Write out every single entry exactly.

════════

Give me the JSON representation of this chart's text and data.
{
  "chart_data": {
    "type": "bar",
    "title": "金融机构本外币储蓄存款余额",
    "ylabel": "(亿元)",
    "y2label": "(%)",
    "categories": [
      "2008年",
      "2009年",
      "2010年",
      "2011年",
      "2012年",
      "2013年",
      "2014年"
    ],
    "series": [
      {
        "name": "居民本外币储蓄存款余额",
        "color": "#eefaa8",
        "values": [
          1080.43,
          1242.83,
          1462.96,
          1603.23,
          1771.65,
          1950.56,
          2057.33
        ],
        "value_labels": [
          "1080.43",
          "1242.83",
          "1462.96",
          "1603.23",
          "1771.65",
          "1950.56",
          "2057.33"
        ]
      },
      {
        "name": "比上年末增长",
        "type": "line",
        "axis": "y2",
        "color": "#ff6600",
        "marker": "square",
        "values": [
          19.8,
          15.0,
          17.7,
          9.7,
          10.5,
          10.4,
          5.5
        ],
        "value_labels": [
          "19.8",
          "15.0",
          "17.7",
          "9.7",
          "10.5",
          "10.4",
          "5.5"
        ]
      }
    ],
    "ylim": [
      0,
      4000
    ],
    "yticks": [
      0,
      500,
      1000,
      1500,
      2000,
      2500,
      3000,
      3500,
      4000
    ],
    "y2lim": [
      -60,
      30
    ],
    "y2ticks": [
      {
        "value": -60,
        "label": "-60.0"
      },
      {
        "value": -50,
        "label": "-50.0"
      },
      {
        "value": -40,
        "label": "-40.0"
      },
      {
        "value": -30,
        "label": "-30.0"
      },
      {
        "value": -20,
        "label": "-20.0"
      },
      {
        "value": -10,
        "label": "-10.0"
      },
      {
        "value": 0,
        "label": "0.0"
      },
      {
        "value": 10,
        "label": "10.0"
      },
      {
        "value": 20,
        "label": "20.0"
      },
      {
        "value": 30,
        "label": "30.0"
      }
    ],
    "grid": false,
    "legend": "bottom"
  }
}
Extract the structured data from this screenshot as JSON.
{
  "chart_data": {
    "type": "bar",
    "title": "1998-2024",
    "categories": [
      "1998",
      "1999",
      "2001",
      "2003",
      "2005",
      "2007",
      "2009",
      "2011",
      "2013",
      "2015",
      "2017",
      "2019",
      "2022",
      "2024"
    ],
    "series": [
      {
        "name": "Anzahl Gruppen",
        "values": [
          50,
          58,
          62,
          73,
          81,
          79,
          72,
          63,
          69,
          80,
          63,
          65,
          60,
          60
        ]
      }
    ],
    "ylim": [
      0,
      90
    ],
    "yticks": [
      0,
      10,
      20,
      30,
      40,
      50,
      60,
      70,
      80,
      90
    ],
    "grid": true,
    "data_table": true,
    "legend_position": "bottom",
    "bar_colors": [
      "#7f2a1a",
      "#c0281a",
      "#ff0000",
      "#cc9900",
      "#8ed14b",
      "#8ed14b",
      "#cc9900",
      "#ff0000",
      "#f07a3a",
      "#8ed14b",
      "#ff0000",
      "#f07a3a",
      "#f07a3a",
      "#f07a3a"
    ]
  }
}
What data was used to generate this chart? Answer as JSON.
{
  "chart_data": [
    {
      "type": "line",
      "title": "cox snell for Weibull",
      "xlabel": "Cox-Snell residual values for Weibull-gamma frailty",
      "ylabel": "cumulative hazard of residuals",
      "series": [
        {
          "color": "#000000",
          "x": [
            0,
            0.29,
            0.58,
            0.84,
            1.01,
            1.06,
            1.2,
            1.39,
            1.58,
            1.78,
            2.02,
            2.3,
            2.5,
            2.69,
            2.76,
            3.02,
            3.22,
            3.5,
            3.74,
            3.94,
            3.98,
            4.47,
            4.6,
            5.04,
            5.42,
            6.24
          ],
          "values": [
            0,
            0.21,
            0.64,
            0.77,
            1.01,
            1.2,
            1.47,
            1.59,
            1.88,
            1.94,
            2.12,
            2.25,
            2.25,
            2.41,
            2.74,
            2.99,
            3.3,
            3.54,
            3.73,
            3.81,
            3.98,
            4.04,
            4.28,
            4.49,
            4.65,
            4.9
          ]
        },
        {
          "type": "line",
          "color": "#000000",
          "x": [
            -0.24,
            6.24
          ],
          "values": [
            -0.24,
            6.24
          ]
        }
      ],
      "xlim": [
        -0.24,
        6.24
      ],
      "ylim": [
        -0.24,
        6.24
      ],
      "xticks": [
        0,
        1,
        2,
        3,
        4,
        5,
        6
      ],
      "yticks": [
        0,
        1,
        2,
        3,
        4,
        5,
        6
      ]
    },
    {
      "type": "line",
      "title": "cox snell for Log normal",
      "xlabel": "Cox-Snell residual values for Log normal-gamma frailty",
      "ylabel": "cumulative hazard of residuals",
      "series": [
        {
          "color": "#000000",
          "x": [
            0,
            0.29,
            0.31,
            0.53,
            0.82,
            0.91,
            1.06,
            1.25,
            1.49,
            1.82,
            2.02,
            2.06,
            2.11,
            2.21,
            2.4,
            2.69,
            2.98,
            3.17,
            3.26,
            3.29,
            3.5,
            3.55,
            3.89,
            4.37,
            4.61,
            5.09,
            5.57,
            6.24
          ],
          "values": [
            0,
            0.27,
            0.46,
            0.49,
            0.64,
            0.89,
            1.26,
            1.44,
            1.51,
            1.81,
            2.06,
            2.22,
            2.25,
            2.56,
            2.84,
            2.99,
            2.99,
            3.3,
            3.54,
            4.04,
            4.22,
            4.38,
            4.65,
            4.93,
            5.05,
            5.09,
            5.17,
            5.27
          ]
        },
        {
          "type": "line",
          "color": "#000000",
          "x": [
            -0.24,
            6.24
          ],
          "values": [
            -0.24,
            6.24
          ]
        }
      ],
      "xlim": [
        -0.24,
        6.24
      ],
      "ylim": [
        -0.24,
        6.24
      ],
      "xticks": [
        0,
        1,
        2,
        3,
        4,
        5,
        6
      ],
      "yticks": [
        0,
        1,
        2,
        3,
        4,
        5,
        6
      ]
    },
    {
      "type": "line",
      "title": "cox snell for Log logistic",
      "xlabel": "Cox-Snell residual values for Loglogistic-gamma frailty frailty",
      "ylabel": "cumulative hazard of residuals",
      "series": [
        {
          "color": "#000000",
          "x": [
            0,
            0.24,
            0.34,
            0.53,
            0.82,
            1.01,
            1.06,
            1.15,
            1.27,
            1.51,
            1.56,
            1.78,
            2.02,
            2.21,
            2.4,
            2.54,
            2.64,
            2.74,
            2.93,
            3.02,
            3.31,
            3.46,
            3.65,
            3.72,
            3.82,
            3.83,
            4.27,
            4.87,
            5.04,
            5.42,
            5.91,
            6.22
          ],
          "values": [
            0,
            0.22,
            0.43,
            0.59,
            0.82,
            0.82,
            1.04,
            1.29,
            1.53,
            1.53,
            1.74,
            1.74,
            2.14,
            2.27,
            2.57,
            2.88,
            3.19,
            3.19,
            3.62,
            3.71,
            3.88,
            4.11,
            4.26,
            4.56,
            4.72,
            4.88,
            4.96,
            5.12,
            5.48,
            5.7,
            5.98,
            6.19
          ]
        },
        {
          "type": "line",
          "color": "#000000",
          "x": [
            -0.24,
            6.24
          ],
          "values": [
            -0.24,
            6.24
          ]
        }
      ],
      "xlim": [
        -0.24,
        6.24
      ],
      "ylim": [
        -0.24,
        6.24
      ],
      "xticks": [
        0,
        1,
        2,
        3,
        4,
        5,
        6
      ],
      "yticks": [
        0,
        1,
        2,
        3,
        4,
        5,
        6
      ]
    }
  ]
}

════════

• _Solution for this task_
Give me the JSON representation of this chart's text and data.
{
  "chart_data": {
    "type": "bar",
    "title": "金融机构本外币储蓄存款余额",
    "ylabel": "(亿元)",
    "y2label": "(%)",
    "categories": [
      "2008年",
      "2009年",
      "2010年",
      "2011年",
      "2012年",
      "2013年",
      "2014年"
    ],
    "series": [
      {
        "name": "居民本外币储蓄存款余额",
        "color": "#eefaa8",
        "values": [
          1080.43,
          1242.83,
          1462.96,
          1603.23,
          1771.65,
          1950.56,
          2057.33
        ],
        "value_labels": [
          "1080.43",
          "1242.83",
          "1462.96",
          "1603.23",
          "1771.65",
          "1950.56",
          "2057.33"
        ]
      },
      {
        "name": "比上年末增长",
        "type": "line",
        "axis": "y2",
        "color": "#ff6600",
        "marker": "square",
        "values": [
          19.8,
          15.0,
          17.7,
          9.7,
          10.5,
          10.4,
          5.5
        ],
        "value_labels": [
          "19.8",
          "15.0",
          "17.7",
          "9.7",
          "10.5",
          "10.4",
          "5.5"
        ]
      }
    ],
    "ylim": [
      0,
      4000
    ],
    "yticks": [
      0,
      500,
      1000,
      1500,
      2000,
      2500,
      3000,
      3500,
      4000
    ],
    "y2lim": [
      -60,
      30
    ],
    "y2ticks": [
      {
        "value": -60,
        "label": "-60.0"
      },
      {
        "value": -50,
        "label": "-50.0"
      },
      {
        "value": -40,
        "label": "-40.0"
      },
      {
        "value": -30,
        "label": "-30.0"
      },
      {
        "value": -20,
        "label": "-20.0"
      },
      {
        "value": -10,
        "label": "-10.0"
      },
      {
        "value": 0,
        "label": "0.0"
      },
      {
        "value": 10,
        "label": "10.0"
      },
      {
        "value": 20,
        "label": "20.0"
      },
      {
        "value": 30,
        "label": "30.0"
      }
    ],
    "grid": false,
    "legend": "bottom"
  }
}
Extract the structured data from this screenshot as JSON.
{
  "chart_data": {
    "type": "bar",
    "title": "1998-2024",
    "categories": [
      "1998",
      "1999",
      "2001",
      "2003",
      "2005",
      "2007",
      "2009",
      "2011",
      "2013",
      "2015",
      "2017",
      "2019",
      "2022",
      "2024"
    ],
    "series": [
      {
        "name": "Anzahl Gruppen",
        "values": [
          50,
          58,
          62,
          73,
          81,
          79,
          72,
          63,
          69,
          80,
          63,
          65,
          60,
          60
        ]
      }
    ],
    "ylim": [
      0,
      90
    ],
    "yticks": [
      0,
      10,
      20,
      30,
      40,
      50,
      60,
      70,
      80,
      90
    ],
    "grid": true,
    "data_table": true,
    "legend_position": "bottom",
    "bar_colors": [
      "#7f2a1a",
      "#c0281a",
      "#ff0000",
      "#cc9900",
      "#8ed14b",
      "#8ed14b",
      "#cc9900",
      "#ff0000",
      "#f07a3a",
      "#8ed14b",
      "#ff0000",
      "#f07a3a",
      "#f07a3a",
      "#f07a3a"
    ]
  }
}
What data was used to generate this chart? Answer as JSON.
{
  "chart_data": [
    {
      "type": "line",
      "title": "cox snell for Weibull",
      "xlabel": "Cox-Snell residual values for Weibull-gamma frailty",
      "ylabel": "cumulative hazard of residuals",
      "series": [
        {
          "color": "#000000",
          "x": [
            0,
            0.29,
            0.58,
            0.84,
            1.01,
            1.06,
            1.2,
            1.39,
            1.58,
            1.78,
            2.02,
            2.3,
            2.5,
            2.69,
            2.76,
            3.02,
            3.22,
            3.5,
            3.74,
            3.94,
            3.98,
            4.47,
            4.6,
            5.04,
            5.42,
            6.24
          ],
          "values": [
            0,
            0.21,
            0.64,
            0.77,
            1.01,
            1.2,
            1.47,
            1.59,
            1.88,
            1.94,
            2.12,
            2.25,
            2.25,
            2.41,
            2.74,
            2.99,
            3.3,
            3.54,
            3.73,
            3.81,
            3.98,
            4.04,
            4.28,
            4.49,
            4.65,
            4.9
          ]
        },
        {
          "type": "line",
          "color": "#000000",
          "x": [
            -0.24,
            6.24
          ],
          "values": [
            -0.24,
            6.24
          ]
        }
      ],
      "xlim": [
        -0.24,
        6.24
      ],
      "ylim": [
        -0.24,
        6.24
      ],
      "xticks": [
        0,
        1,
        2,
        3,
        4,
        5,
        6
      ],
      "yticks": [
        0,
        1,
        2,
        3,
        4,
        5,
        6
      ]
    },
    {
      "type": "line",
      "title": "cox snell for Log normal",
      "xlabel": "Cox-Snell residual values for Log normal-gamma frailty",
      "ylabel": "cumulative hazard of residuals",
      "series": [
        {
          "color": "#000000",
          "x": [
            0,
            0.29,
            0.31,
            0.53,
            0.82,
            0.91,
            1.06,
            1.25,
            1.49,
            1.82,
            2.02,
            2.06,
            2.11,
            2.21,
            2.4,
            2.69,
            2.98,
            3.17,
            3.26,
            3.29,
            3.5,
            3.55,
            3.89,
            4.37,
            4.61,
            5.09,
            5.57,
            6.24
          ],
          "values": [
            0,
            0.27,
            0.46,
            0.49,
            0.64,
            0.89,
            1.26,
            1.44,
            1.51,
            1.81,
            2.06,
            2.22,
            2.25,
            2.56,
            2.84,
            2.99,
            2.99,
            3.3,
            3.54,
            4.04,
            4.22,
            4.38,
            4.65,
            4.93,
            5.05,
            5.09,
            5.17,
            5.27
          ]
        },
        {
          "type": "line",
          "color": "#000000",
          "x": [
            -0.24,
            6.24
          ],
          "values": [
            -0.24,
            6.24
          ]
        }
      ],
      "xlim": [
        -0.24,
        6.24
      ],
      "ylim": [
        -0.24,
        6.24
      ],
      "xticks": [
        0,
        1,
        2,
        3,
        4,
        5,
        6
      ],
      "yticks": [
        0,
        1,
        2,
        3,
        4,
        5,
        6
      ]
    },
    {
      "type": "line",
      "title": "cox snell for Log logistic",
      "xlabel": "Cox-Snell residual values for Loglogistic-gamma frailty frailty",
      "ylabel": "cumulative hazard of residuals",
      "series": [
        {
          "color": "#000000",
          "x": [
            0,
            0.24,
            0.34,
            0.53,
            0.82,
            1.01,
            1.06,
            1.15,
            1.27,
            1.51,
            1.56,
            1.78,
            2.02,
            2.21,
            2.4,
            2.54,
            2.64,
            2.74,
            2.93,
            3.02,
            3.31,
            3.46,
            3.65,
            3.72,
            3.82,
            3.83,
            4.27,
            4.87,
            5.04,
            5.42,
            5.91,
            6.22
          ],
          "values": [
            0,
            0.22,
            0.43,
            0.59,
            0.82,
            0.82,
            1.04,
            1.29,
            1.53,
            1.53,
            1.74,
            1.74,
            2.14,
            2.27,
            2.57,
            2.88,
            3.19,
            3.19,
            3.62,
            3.71,
            3.88,
            4.11,
            4.26,
            4.56,
            4.72,
            4.88,
            4.96,
            5.12,
            5.48,
            5.7,
            5.98,
            6.19
          ]
        },
        {
          "type": "line",
          "color": "#000000",
          "x": [
            -0.24,
            6.24
          ],
          "values": [
            -0.24,
            6.24
          ]
        }
      ],
      "xlim": [
        -0.24,
        6.24
      ],
      "ylim": [
        -0.24,
        6.24
      ],
      "xticks": [
        0,
        1,
        2,
        3,
        4,
        5,
        6
      ],
      "yticks": [
        0,
        1,
        2,
        3,
        4,
        5,
        6
      ]
    }
  ]
}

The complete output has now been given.